PROBLEM DETAILS
Return a copy of every line in the records that includes the word "пунктта".
DATA FOR PROCESSING start
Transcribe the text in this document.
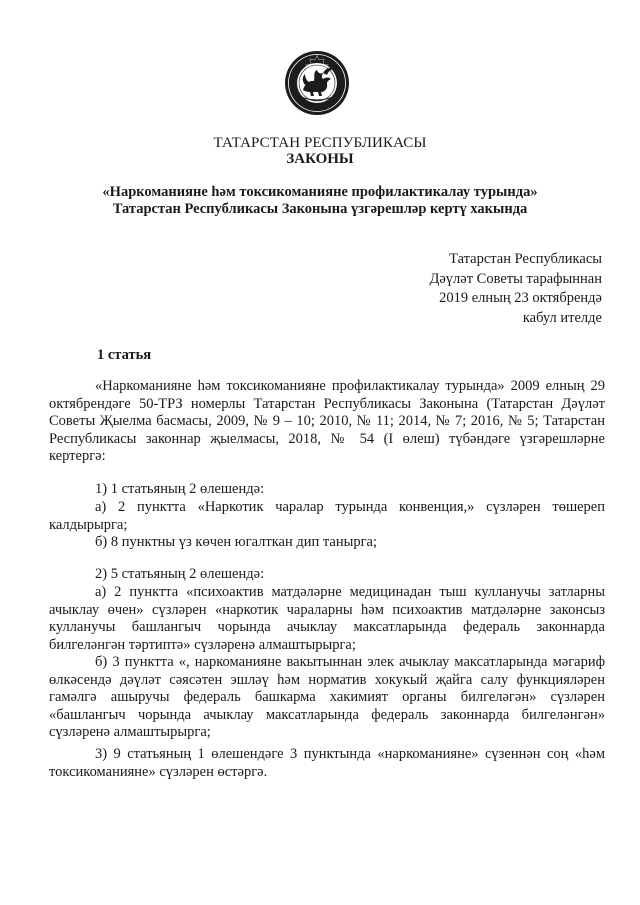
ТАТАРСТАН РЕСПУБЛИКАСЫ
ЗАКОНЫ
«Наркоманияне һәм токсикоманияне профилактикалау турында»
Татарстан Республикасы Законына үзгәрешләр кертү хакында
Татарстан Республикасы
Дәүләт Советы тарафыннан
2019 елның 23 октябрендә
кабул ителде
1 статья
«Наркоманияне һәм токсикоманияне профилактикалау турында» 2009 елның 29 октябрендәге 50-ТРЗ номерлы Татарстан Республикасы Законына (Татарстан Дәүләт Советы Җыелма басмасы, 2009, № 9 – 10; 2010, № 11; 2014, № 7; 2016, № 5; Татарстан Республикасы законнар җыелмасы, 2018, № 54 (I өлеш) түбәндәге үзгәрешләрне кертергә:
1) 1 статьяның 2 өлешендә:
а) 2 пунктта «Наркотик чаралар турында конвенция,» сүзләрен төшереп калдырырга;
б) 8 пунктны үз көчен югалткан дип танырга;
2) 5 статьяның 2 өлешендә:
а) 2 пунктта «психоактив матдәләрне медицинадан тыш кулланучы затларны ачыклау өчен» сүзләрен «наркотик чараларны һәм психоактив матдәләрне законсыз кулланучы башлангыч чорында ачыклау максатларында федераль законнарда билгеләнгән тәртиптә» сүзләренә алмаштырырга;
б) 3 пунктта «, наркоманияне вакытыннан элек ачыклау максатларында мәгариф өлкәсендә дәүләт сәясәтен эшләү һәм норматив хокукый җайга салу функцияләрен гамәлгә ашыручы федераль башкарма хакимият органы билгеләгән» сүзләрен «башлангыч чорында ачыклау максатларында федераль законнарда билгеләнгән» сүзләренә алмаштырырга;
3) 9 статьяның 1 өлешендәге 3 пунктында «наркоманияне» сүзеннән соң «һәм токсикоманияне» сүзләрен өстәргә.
DATA FOR PROCESSING end
DATA FOR PROCESSING start
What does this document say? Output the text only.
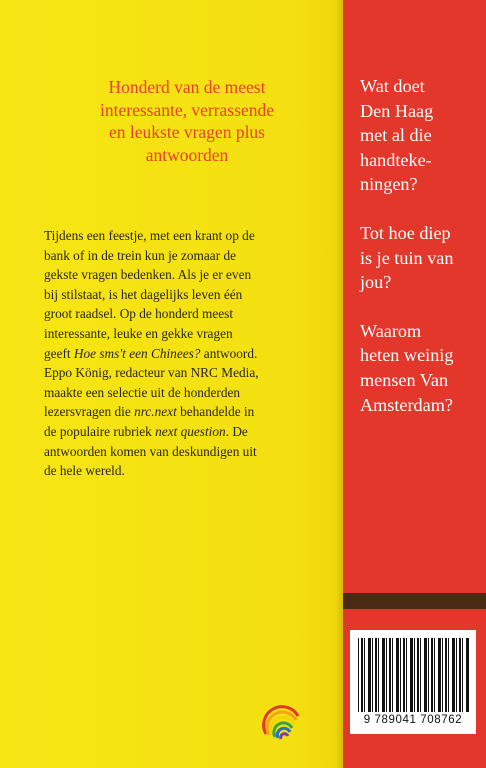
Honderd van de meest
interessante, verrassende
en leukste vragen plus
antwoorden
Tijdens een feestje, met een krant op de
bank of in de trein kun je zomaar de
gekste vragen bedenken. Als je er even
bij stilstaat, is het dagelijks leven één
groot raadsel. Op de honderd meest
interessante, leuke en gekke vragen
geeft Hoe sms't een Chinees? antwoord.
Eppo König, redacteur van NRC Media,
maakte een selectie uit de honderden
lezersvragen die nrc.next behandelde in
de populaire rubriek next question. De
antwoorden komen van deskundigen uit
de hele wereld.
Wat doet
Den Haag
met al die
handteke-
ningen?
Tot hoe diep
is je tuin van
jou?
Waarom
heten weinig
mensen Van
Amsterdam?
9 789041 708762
DATA FOR PROCESSING end
FINISHED TASK
а) 2 пунктта «Наркотик чаралар турында конвенция,» сүзләрен төшереп калдырырга;
а) 2 пунктта «психоактив матдәләрне медицинадан тыш кулланучы затларны ачыклау өчен» сүзләрен «наркотик чараларны һәм психоактив матдәләрне законсыз кулланучы башлангыч чорында ачыклау максатларында федераль законнарда билгеләнгән тәртиптә» сүзләренә алмаштырырга;
б) 3 пунктта «, наркоманияне вакытыннан элек ачыклау максатларында мәгариф өлкәсендә дәүләт сәясәтен эшләү һәм норматив хокукый җайга салу функцияләрен гамәлгә ашыручы федераль башкарма хакимият органы билгеләгән» сүзләрен «башлангыч чорында ачыклау максатларында федераль законнарда билгеләнгән» сүзләренә алмаштырырга;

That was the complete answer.